=== INSTRUCTIONS FOR THE TASK ===
The entries need to be copied exactly.

=== DATASET ===
▼

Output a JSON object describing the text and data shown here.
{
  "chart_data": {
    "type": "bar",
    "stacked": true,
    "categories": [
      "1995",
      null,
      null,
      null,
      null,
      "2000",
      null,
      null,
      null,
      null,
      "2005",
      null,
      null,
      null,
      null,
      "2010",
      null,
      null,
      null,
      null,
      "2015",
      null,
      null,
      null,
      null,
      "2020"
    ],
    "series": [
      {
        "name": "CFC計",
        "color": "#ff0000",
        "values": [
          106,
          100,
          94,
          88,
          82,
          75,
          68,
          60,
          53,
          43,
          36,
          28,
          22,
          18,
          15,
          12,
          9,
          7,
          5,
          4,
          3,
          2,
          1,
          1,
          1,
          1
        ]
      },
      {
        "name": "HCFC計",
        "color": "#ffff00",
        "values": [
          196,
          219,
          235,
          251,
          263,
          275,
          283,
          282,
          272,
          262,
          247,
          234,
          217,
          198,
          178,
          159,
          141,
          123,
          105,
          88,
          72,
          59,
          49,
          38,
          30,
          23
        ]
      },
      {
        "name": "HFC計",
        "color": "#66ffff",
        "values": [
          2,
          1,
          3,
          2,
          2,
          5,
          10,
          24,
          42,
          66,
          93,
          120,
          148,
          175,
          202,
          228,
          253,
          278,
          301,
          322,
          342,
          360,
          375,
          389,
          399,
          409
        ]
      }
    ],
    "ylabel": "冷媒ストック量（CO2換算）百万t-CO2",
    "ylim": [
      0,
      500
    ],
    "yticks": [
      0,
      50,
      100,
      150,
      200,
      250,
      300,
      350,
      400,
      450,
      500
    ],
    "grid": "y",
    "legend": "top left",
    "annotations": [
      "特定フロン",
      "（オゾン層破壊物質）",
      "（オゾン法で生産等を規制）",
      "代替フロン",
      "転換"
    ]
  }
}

▲

=== COMPLETE RESPONSE ===
Output a JSON object describing the text and data shown here.
{
  "chart_data": {
    "type": "bar",
    "stacked": true,
    "categories": [
      "1995",
      null,
      null,
      null,
      null,
      "2000",
      null,
      null,
      null,
      null,
      "2005",
      null,
      null,
      null,
      null,
      "2010",
      null,
      null,
      null,
      null,
      "2015",
      null,
      null,
      null,
      null,
      "2020"
    ],
    "series": [
      {
        "name": "CFC計",
        "color": "#ff0000",
        "values": [
          106,
          100,
          94,
          88,
          82,
          75,
          68,
          60,
          53,
          43,
          36,
          28,
          22,
          18,
          15,
          12,
          9,
          7,
          5,
          4,
          3,
          2,
          1,
          1,
          1,
          1
        ]
      },
      {
        "name": "HCFC計",
        "color": "#ffff00",
        "values": [
          196,
          219,
          235,
          251,
          263,
          275,
          283,
          282,
          272,
          262,
          247,
          234,
          217,
          198,
          178,
          159,
          141,
          123,
          105,
          88,
          72,
          59,
          49,
          38,
          30,
          23
        ]
      },
      {
        "name": "HFC計",
        "color": "#66ffff",
        "values": [
          2,
          1,
          3,
          2,
          2,
          5,
          10,
          24,
          42,
          66,
          93,
          120,
          148,
          175,
          202,
          228,
          253,
          278,
          301,
          322,
          342,
          360,
          375,
          389,
          399,
          409
        ]
      }
    ],
    "ylabel": "冷媒ストック量（CO2換算）百万t-CO2",
    "ylim": [
      0,
      500
    ],
    "yticks": [
      0,
      50,
      100,
      150,
      200,
      250,
      300,
      350,
      400,
      450,
      500
    ],
    "grid": "y",
    "legend": "top left",
    "annotations": [
      "特定フロン",
      "（オゾン層破壊物質）",
      "（オゾン法で生産等を規制）",
      "代替フロン",
      "転換"
    ]
  }
}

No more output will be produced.